Output all the material that follows, exactly as given.

DATA SUPPLIED:
+ + + + +
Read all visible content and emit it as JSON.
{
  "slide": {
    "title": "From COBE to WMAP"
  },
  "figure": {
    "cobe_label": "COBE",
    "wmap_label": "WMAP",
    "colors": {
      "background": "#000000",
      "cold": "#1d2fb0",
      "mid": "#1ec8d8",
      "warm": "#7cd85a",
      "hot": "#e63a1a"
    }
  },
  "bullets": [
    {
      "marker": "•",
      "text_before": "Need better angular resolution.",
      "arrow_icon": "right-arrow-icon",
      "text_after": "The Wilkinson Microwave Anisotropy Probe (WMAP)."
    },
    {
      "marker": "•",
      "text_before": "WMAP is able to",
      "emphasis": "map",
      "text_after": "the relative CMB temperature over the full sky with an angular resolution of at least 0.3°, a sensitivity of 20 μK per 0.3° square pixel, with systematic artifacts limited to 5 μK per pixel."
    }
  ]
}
+ + + + +
RESULT FOR THIS EXERCISE:
Read all visible content and emit it as JSON.
{
  "slide": {
    "title": "From COBE to WMAP"
  },
  "figure": {
    "cobe_label": "COBE",
    "wmap_label": "WMAP",
    "colors": {
      "background": "#000000",
      "cold": "#1d2fb0",
      "mid": "#1ec8d8",
      "warm": "#7cd85a",
      "hot": "#e63a1a"
    }
  },
  "bullets": [
    {
      "marker": "•",
      "text_before": "Need better angular resolution.",
      "arrow_icon": "right-arrow-icon",
      "text_after": "The Wilkinson Microwave Anisotropy Probe (WMAP)."
    },
    {
      "marker": "•",
      "text_before": "WMAP is able to",
      "emphasis": "map",
      "text_after": "the relative CMB temperature over the full sky with an angular resolution of at least 0.3°, a sensitivity of 20 μK per 0.3° square pixel, with systematic artifacts limited to 5 μK per pixel."
    }
  ]
}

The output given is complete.